Written problem.
Look through the lines below and extract each one that contains "this".

Stored data
-----

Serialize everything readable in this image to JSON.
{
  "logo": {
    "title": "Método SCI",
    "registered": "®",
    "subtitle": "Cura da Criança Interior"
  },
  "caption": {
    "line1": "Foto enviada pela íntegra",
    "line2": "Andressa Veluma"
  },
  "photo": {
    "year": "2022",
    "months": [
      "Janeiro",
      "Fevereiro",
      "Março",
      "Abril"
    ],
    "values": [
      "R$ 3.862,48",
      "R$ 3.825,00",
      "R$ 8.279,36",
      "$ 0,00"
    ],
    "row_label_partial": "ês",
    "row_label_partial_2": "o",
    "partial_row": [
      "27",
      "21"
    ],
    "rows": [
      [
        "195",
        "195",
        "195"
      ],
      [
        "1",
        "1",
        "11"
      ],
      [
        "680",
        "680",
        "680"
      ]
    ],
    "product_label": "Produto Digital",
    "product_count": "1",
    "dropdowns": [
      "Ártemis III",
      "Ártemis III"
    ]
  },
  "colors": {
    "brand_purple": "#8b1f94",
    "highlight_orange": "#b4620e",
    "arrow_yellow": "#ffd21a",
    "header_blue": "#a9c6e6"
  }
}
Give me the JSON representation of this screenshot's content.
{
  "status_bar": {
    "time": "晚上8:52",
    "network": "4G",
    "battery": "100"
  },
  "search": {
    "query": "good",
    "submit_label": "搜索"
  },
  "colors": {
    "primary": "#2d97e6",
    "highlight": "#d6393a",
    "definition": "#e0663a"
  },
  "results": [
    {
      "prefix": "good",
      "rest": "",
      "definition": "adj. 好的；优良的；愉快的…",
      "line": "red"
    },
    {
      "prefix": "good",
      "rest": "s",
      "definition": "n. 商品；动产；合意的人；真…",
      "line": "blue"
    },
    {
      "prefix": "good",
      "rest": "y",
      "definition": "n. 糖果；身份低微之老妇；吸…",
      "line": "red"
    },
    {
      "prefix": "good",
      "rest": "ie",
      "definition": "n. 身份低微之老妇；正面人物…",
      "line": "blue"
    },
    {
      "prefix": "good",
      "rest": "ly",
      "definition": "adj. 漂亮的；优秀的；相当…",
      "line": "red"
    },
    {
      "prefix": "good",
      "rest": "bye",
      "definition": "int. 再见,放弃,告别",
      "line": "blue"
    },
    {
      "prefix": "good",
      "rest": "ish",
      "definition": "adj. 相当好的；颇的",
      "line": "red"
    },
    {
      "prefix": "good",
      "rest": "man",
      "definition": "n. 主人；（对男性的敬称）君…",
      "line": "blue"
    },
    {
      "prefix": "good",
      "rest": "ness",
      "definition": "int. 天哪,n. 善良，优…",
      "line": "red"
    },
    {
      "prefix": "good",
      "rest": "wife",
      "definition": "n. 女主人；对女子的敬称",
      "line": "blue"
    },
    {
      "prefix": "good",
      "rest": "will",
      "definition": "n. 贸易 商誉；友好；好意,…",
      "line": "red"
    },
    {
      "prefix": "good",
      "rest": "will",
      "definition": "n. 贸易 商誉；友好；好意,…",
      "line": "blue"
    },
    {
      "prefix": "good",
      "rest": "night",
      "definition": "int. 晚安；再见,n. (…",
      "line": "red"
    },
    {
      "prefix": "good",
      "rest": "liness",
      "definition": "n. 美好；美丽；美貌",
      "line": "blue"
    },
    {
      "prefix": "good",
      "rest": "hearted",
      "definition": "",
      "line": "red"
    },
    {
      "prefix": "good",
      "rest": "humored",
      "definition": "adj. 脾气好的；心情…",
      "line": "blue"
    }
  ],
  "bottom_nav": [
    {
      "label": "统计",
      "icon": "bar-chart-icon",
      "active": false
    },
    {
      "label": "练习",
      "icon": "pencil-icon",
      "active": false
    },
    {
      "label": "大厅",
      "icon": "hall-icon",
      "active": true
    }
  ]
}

-----

Task output.
Serialize everything readable in this image to JSON.
Give me the JSON representation of this screenshot's content.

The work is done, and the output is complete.